Questions to answer:
1. Say whether each statement agrees with the Rains v. Rains opinion, answering yes or no and quoting the deciding words: (a) the consent judgment of divorce was entered on May 12, 2010; (b) plaintiff sought to move the child to Traverse City because she had accepted a job there; (c) the FOC found that defendant opposed the move out of a desire to keep his child support reduced.
2. Reproduce the Rains v. Rains opinion word for word, everything from "K. F. KELLY, J." down to "Rains. We affirm.".

Rains v. Rains

836 N.W.2d 709, 301 Mich. App. 313
CourtMichigan Court of Appeals
DecidedJune 13, 2013
DocketDocket No. 312243
StatusPublished
Cited by113 cases

This text of 836 N.W.2d 709 (Rains v. Rains) is published on Counsel Stack Legal Research, covering Michigan Court of Appeals primary law. Counsel Stack provides free access to over 12 million legal documents including statutes, case law, regulations, and constitutions.

Bluebook
Rains v. Rains, 836 N.W.2d 709, 301 Mich. App. 313 (Mich. Ct. App. 2013).

Opinion

K. F. KELLY, J.

Plaintiff, Shannon M. Rains, appeals as of right a trial court’s order denying her motion for a change of domicile and modifying the parenting-time schedule between her and defendant, her former husband, Jeffrey A. Rains. We affirm.

[315]*315I. BASIC FACTS AND PROCEDURAL HISTORY

The parties have an 11-year-old child. On May 12, 2010, the trial court entered a consent judgment of divorce, providing for joint legal and physical custody of the child. The judgment established a parenting-time schedule, which provided: (1) plaintiff and defendant alternated weekends, from Friday after school until Monday morning when the child was returned to school, or 5:00 p.m. if the child did not have school, (2) defendant had the child every Wednesday after school until the following morning when defendant returned him to school, or 5:00 p.m. if he did not have school, and (3) defendant had the child every other Tuesday after school following plaintiffs parenting-time weekend until Thursday morning when defendant returned the child to school, or 5:00 p.m. if he did not have school. The judgment also provided for even division of holidays and school breaks.

On April 25, 2012, plaintiff filed a motion for change of domicile to move the child from the metropolitan Detroit area to Traverse City, where her fiancé had recently accepted a job. Plaintiff proposed a modification to defendant’s parenting time to every other weekend during the school year and every other week during the summer months. In response to plaintiffs motion, defendant moved for a change of custody, requesting that he be awarded primary physical custody of the child.

The Friend of the Court (FOC) recommended that plaintiffs request for a change of domicile be denied on the basis of the four factors enumerated in MCL 722.31(4). The FOC concluded that the proposed move did not have the capacity to improve the child’s life given his close ties with his friends and community and the fact that he was unlikely to notice any change in the [316]*316family’s financial situation. Despite the parties’ strained relationship, the FOC did not believe that plaintiffs motivations were to frustrate defendant’s parenting time; however, the FOC noted that a change in domicile would cause a significant change in the current parenting-time pattern. Given the financial comfort of both parties, the FOC found that there was no evidence that defendant’s opposition to the change was motivated by a desire to maintain his reduced child support. Finally, the FOC found that neither party presented issues related to domestic violence.

Record extracts:
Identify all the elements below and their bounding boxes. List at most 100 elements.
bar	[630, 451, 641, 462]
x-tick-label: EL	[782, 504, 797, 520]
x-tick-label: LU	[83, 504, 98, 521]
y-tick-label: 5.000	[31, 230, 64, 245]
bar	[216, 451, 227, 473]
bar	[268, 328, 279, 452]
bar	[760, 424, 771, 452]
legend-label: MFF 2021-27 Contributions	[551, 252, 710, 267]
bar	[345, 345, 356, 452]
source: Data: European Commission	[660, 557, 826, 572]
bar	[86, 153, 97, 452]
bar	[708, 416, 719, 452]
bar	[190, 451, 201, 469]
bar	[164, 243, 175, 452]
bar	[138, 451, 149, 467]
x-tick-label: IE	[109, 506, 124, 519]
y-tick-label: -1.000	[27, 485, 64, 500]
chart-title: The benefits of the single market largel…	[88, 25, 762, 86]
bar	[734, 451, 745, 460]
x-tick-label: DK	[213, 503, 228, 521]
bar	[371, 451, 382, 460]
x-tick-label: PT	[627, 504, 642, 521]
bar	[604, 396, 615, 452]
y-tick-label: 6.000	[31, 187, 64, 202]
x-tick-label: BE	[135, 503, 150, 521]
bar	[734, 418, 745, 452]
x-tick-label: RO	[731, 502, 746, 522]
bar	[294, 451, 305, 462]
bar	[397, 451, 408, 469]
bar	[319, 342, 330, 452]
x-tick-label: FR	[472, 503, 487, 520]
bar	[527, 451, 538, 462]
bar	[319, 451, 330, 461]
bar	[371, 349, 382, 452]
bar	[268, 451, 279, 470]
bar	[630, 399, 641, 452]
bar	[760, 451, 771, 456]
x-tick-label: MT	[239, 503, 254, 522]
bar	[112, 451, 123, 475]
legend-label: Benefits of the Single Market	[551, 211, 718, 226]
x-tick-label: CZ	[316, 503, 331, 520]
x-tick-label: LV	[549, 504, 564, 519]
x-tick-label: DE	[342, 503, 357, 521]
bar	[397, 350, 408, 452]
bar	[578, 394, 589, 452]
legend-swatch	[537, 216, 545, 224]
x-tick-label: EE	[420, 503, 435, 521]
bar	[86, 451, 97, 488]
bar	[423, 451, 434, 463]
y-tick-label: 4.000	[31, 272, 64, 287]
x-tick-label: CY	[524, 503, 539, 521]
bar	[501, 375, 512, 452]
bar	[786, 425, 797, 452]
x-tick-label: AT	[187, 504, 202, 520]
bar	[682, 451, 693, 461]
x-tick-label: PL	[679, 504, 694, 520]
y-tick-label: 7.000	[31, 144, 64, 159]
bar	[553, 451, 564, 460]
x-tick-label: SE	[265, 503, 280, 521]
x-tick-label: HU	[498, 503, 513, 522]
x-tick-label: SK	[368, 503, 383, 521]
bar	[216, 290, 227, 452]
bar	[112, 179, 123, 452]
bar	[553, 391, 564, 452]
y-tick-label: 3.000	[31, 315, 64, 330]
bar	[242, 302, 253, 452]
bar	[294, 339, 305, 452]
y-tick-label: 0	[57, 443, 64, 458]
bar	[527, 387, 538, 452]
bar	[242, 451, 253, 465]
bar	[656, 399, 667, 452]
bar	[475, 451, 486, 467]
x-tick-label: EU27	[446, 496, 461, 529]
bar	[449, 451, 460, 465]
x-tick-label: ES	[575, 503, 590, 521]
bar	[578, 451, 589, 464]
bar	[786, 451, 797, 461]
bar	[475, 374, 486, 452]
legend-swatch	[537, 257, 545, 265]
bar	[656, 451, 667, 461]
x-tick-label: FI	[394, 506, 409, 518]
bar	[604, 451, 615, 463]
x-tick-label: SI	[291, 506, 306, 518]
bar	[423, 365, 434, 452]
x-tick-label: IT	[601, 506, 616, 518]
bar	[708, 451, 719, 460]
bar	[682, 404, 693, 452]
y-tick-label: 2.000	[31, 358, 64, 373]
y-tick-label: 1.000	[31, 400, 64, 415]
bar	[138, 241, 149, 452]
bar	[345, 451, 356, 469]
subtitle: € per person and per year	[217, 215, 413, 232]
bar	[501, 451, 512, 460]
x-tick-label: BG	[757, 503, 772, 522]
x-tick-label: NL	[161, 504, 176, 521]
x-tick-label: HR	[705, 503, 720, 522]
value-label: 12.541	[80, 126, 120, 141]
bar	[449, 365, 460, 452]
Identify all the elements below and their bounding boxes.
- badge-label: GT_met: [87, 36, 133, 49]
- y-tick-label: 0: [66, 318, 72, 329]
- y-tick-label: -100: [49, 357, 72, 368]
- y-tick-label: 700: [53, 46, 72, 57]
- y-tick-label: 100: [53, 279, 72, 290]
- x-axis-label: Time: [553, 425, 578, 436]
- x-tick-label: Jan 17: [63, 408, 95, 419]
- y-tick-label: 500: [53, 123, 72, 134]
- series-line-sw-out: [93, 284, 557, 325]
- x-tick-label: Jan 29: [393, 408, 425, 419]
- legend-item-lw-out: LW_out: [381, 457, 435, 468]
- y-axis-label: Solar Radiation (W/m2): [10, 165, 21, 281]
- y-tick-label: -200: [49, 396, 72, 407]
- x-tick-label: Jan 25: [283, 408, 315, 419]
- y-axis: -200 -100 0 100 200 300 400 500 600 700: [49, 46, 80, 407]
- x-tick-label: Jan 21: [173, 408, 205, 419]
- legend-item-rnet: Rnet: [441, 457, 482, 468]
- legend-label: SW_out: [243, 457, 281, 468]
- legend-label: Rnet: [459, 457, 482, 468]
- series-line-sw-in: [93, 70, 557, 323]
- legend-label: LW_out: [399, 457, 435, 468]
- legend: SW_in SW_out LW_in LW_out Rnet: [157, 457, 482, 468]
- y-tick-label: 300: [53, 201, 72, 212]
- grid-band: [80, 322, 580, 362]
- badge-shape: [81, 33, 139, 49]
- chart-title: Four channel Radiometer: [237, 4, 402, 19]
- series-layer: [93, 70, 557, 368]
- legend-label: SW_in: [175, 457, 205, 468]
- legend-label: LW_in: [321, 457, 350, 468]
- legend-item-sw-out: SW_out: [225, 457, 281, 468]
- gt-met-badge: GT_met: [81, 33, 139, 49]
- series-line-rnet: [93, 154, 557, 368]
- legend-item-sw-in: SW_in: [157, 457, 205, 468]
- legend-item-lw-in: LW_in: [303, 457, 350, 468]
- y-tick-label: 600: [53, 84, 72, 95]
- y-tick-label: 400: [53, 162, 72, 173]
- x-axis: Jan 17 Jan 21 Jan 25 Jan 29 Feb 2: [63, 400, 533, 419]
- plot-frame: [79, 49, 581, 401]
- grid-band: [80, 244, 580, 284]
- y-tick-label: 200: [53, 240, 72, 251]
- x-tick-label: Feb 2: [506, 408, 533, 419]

Answers for the exercise:
1.
(a) Yes: "On May 12, 2010, the trial court entered a consent judgment of divorce"
(b) No: "to Traverse City, where her fiancé had recently accepted a job"
(c) No: "there was no evidence that defendant’s opposition to the change was motivated by a desire to maintain his reduced child support"

2.
K. F. KELLY, J.

Plaintiff, Shannon M. Rains, appeals as of right a trial court’s order denying her motion for a change of domicile and modifying the parenting-time schedule between her and defendant, her former husband, Jeffrey A. Rains. We affirm.